• _PROBLEM_: Pull out every line from the listing that has the word "true".

━━━━━━━━

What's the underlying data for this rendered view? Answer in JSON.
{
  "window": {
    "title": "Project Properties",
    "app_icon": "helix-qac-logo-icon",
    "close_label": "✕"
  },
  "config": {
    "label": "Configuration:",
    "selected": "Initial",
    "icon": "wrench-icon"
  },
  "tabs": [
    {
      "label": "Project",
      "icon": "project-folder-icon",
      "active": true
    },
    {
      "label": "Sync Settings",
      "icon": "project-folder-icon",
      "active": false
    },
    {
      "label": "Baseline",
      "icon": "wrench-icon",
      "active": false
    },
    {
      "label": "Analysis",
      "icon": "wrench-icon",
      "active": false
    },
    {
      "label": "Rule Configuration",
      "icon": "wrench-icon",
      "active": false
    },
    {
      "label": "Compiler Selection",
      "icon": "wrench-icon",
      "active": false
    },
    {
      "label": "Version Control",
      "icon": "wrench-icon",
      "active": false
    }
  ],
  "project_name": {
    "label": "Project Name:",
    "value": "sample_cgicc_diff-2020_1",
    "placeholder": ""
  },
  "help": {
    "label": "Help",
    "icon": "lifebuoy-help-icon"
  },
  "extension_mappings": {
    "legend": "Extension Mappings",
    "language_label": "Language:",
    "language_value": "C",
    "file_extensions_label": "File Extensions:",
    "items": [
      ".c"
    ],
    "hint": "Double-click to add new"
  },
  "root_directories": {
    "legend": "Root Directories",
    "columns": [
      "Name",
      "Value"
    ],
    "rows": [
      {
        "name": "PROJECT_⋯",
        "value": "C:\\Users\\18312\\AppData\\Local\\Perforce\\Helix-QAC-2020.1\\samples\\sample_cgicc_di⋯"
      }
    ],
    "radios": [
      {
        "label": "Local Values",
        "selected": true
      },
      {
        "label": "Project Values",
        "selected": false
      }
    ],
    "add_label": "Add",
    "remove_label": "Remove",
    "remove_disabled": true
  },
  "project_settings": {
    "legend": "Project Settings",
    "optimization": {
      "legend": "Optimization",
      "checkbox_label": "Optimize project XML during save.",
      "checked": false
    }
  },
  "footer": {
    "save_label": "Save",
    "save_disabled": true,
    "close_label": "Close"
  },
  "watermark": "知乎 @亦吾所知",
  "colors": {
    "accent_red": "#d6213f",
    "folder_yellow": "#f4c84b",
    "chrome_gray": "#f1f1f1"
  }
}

━━━━━━━━

• _EXERCISE ANSWER_:
      "active": true
        "selected": true
    "remove_disabled": true
    "save_disabled": true,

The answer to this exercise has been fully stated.